- Exercise details
Without the pictures, write out all the lines below exactly as they appear.

[Source data start]

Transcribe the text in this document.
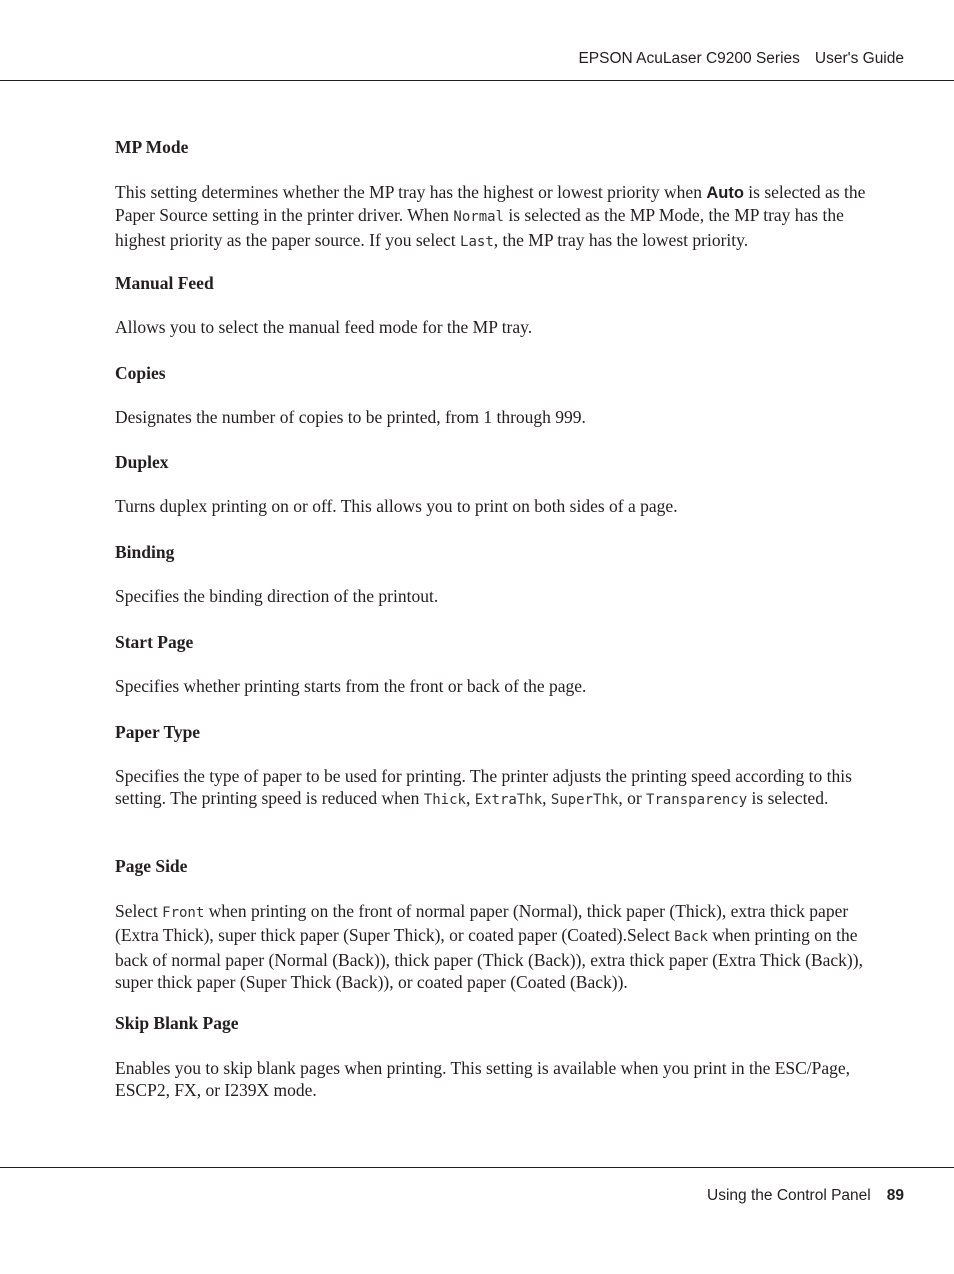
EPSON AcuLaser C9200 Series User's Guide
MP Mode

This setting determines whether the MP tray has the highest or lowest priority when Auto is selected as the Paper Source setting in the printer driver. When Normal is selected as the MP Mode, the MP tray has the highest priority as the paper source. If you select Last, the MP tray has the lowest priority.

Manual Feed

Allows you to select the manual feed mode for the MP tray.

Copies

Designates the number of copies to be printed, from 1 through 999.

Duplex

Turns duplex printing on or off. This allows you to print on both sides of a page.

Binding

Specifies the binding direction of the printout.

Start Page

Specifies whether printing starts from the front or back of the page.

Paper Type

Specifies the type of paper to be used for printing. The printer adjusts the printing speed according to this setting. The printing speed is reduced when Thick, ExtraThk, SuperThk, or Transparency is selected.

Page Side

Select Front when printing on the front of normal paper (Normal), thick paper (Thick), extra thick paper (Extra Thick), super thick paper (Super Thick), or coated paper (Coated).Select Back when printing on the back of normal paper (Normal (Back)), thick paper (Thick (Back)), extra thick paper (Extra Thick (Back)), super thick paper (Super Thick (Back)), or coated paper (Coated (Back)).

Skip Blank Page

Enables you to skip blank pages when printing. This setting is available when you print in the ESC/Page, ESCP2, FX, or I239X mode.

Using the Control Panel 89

[Source data end]

- Written solution
Transcribe the text in this document.
EPSON AcuLaser C9200 Series User's Guide
MP Mode

This setting determines whether the MP tray has the highest or lowest priority when Auto is selected as the Paper Source setting in the printer driver. When Normal is selected as the MP Mode, the MP tray has the highest priority as the paper source. If you select Last, the MP tray has the lowest priority.

Manual Feed

Allows you to select the manual feed mode for the MP tray.

Copies

Designates the number of copies to be printed, from 1 through 999.

Duplex

Turns duplex printing on or off. This allows you to print on both sides of a page.

Binding

Specifies the binding direction of the printout.

Start Page

Specifies whether printing starts from the front or back of the page.

Paper Type

Specifies the type of paper to be used for printing. The printer adjusts the printing speed according to this setting. The printing speed is reduced when Thick, ExtraThk, SuperThk, or Transparency is selected.

Page Side

Select Front when printing on the front of normal paper (Normal), thick paper (Thick), extra thick paper (Extra Thick), super thick paper (Super Thick), or coated paper (Coated).Select Back when printing on the back of normal paper (Normal (Back)), thick paper (Thick (Back)), extra thick paper (Extra Thick (Back)), super thick paper (Super Thick (Back)), or coated paper (Coated (Back)).

Skip Blank Page

Enables you to skip blank pages when printing. This setting is available when you print in the ESC/Page, ESCP2, FX, or I239X mode.

Using the Control Panel 89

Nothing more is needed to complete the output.